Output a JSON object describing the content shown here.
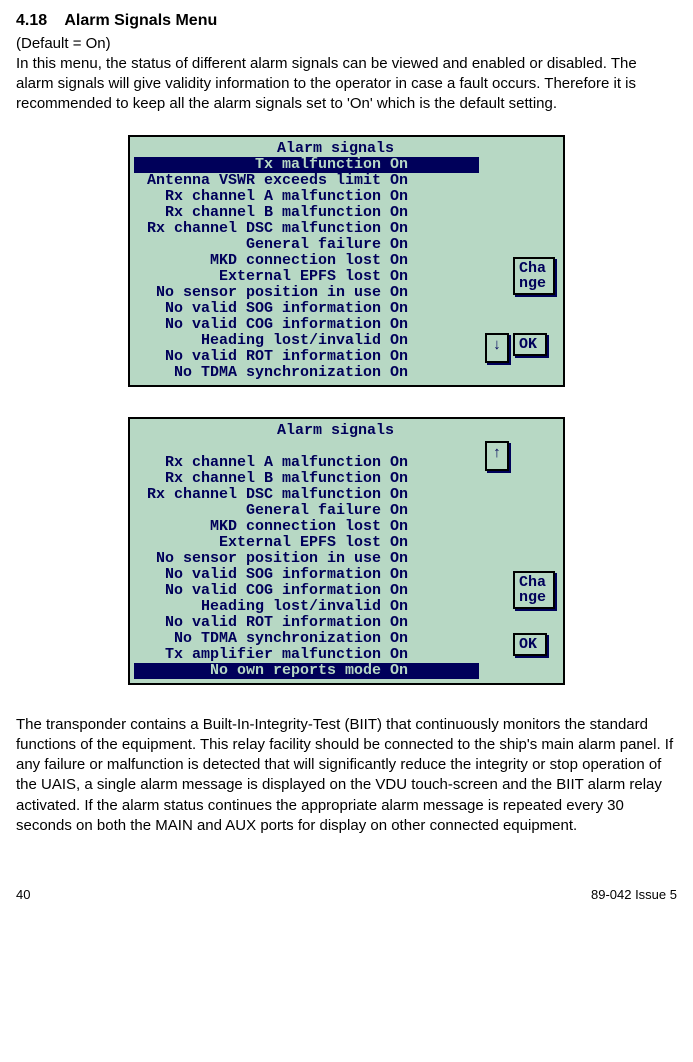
{
  "header": {
    "section_number": "4.18",
    "section_title": "Alarm Signals Menu",
    "default_note": "(Default = On)",
    "intro": "In this menu, the status of different alarm signals can be viewed and enabled or disabled. The alarm signals will give validity information to the operator in case a fault occurs. Therefore it is recommended to keep all the alarm signals set to 'On' which is the default setting."
  },
  "screen1": {
    "title": "Alarm signals",
    "rows": [
      {
        "label": "Tx malfunction",
        "status": "On",
        "selected": true
      },
      {
        "label": "Antenna VSWR exceeds limit",
        "status": "On",
        "selected": false
      },
      {
        "label": "Rx channel A malfunction",
        "status": "On",
        "selected": false
      },
      {
        "label": "Rx channel B malfunction",
        "status": "On",
        "selected": false
      },
      {
        "label": "Rx channel DSC malfunction",
        "status": "On",
        "selected": false
      },
      {
        "label": "General failure",
        "status": "On",
        "selected": false
      },
      {
        "label": "MKD connection lost",
        "status": "On",
        "selected": false
      },
      {
        "label": "External EPFS lost",
        "status": "On",
        "selected": false
      },
      {
        "label": "No sensor position in use",
        "status": "On",
        "selected": false
      },
      {
        "label": "No valid SOG information",
        "status": "On",
        "selected": false
      },
      {
        "label": "No valid COG information",
        "status": "On",
        "selected": false
      },
      {
        "label": "Heading lost/invalid",
        "status": "On",
        "selected": false
      },
      {
        "label": "No valid ROT information",
        "status": "On",
        "selected": false
      },
      {
        "label": "No TDMA synchronization",
        "status": "On",
        "selected": false
      }
    ],
    "buttons": {
      "change": "Cha\nnge",
      "ok": "OK",
      "down": "↓"
    }
  },
  "screen2": {
    "title": "Alarm signals",
    "rows": [
      {
        "label": "Rx channel A malfunction",
        "status": "On",
        "selected": false
      },
      {
        "label": "Rx channel B malfunction",
        "status": "On",
        "selected": false
      },
      {
        "label": "Rx channel DSC malfunction",
        "status": "On",
        "selected": false
      },
      {
        "label": "General failure",
        "status": "On",
        "selected": false
      },
      {
        "label": "MKD connection lost",
        "status": "On",
        "selected": false
      },
      {
        "label": "External EPFS lost",
        "status": "On",
        "selected": false
      },
      {
        "label": "No sensor position in use",
        "status": "On",
        "selected": false
      },
      {
        "label": "No valid SOG information",
        "status": "On",
        "selected": false
      },
      {
        "label": "No valid COG information",
        "status": "On",
        "selected": false
      },
      {
        "label": "Heading lost/invalid",
        "status": "On",
        "selected": false
      },
      {
        "label": "No valid ROT information",
        "status": "On",
        "selected": false
      },
      {
        "label": "No TDMA synchronization",
        "status": "On",
        "selected": false
      },
      {
        "label": "Tx amplifier malfunction",
        "status": "On",
        "selected": false
      },
      {
        "label": "No own reports mode",
        "status": "On",
        "selected": true
      }
    ],
    "buttons": {
      "change": "Cha\nnge",
      "ok": "OK",
      "up": "↑"
    }
  },
  "body2": "The transponder contains a Built-In-Integrity-Test (BIIT) that continuously monitors the standard functions of the equipment. This relay facility should be connected to the ship's main alarm panel. If any failure or malfunction is detected that will significantly reduce the integrity or stop operation of the UAIS, a single alarm message is displayed on the VDU touch-screen and the BIIT alarm relay activated. If the alarm status continues the appropriate alarm message is repeated every 30 seconds on both the MAIN and AUX ports for display on other connected equipment.",
  "footer": {
    "page": "40",
    "doc": "89-042 Issue 5"
  }
}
────────────────────────────────────────
TASK: Retype the records exactly. Any image in them should not appear in what you write.

RESULT:
Output a JSON object describing the content shown here.
{
  "header": {
    "section_number": "4.18",
    "section_title": "Alarm Signals Menu",
    "default_note": "(Default = On)",
    "intro": "In this menu, the status of different alarm signals can be viewed and enabled or disabled. The alarm signals will give validity information to the operator in case a fault occurs. Therefore it is recommended to keep all the alarm signals set to 'On' which is the default setting."
  },
  "screen1": {
    "title": "Alarm signals",
    "rows": [
      {
        "label": "Tx malfunction",
        "status": "On",
        "selected": true
      },
      {
        "label": "Antenna VSWR exceeds limit",
        "status": "On",
        "selected": false
      },
      {
        "label": "Rx channel A malfunction",
        "status": "On",
        "selected": false
      },
      {
        "label": "Rx channel B malfunction",
        "status": "On",
        "selected": false
      },
      {
        "label": "Rx channel DSC malfunction",
        "status": "On",
        "selected": false
      },
      {
        "label": "General failure",
        "status": "On",
        "selected": false
      },
      {
        "label": "MKD connection lost",
        "status": "On",
        "selected": false
      },
      {
        "label": "External EPFS lost",
        "status": "On",
        "selected": false
      },
      {
        "label": "No sensor position in use",
        "status": "On",
        "selected": false
      },
      {
        "label": "No valid SOG information",
        "status": "On",
        "selected": false
      },
      {
        "label": "No valid COG information",
        "status": "On",
        "selected": false
      },
      {
        "label": "Heading lost/invalid",
        "status": "On",
        "selected": false
      },
      {
        "label": "No valid ROT information",
        "status": "On",
        "selected": false
      },
      {
        "label": "No TDMA synchronization",
        "status": "On",
        "selected": false
      }
    ],
    "buttons": {
      "change": "Cha\nnge",
      "ok": "OK",
      "down": "↓"
    }
  },
  "screen2": {
    "title": "Alarm signals",
    "rows": [
      {
        "label": "Rx channel A malfunction",
        "status": "On",
        "selected": false
      },
      {
        "label": "Rx channel B malfunction",
        "status": "On",
        "selected": false
      },
      {
        "label": "Rx channel DSC malfunction",
        "status": "On",
        "selected": false
      },
      {
        "label": "General failure",
        "status": "On",
        "selected": false
      },
      {
        "label": "MKD connection lost",
        "status": "On",
        "selected": false
      },
      {
        "label": "External EPFS lost",
        "status": "On",
        "selected": false
      },
      {
        "label": "No sensor position in use",
        "status": "On",
        "selected": false
      },
      {
        "label": "No valid SOG information",
        "status": "On",
        "selected": false
      },
      {
        "label": "No valid COG information",
        "status": "On",
        "selected": false
      },
      {
        "label": "Heading lost/invalid",
        "status": "On",
        "selected": false
      },
      {
        "label": "No valid ROT information",
        "status": "On",
        "selected": false
      },
      {
        "label": "No TDMA synchronization",
        "status": "On",
        "selected": false
      },
      {
        "label": "Tx amplifier malfunction",
        "status": "On",
        "selected": false
      },
      {
        "label": "No own reports mode",
        "status": "On",
        "selected": true
      }
    ],
    "buttons": {
      "change": "Cha\nnge",
      "ok": "OK",
      "up": "↑"
    }
  },
  "body2": "The transponder contains a Built-In-Integrity-Test (BIIT) that continuously monitors the standard functions of the equipment. This relay facility should be connected to the ship's main alarm panel. If any failure or malfunction is detected that will significantly reduce the integrity or stop operation of the UAIS, a single alarm message is displayed on the VDU touch-screen and the BIIT alarm relay activated. If the alarm status continues the appropriate alarm message is repeated every 30 seconds on both the MAIN and AUX ports for display on other connected equipment.",
  "footer": {
    "page": "40",
    "doc": "89-042 Issue 5"
  }
}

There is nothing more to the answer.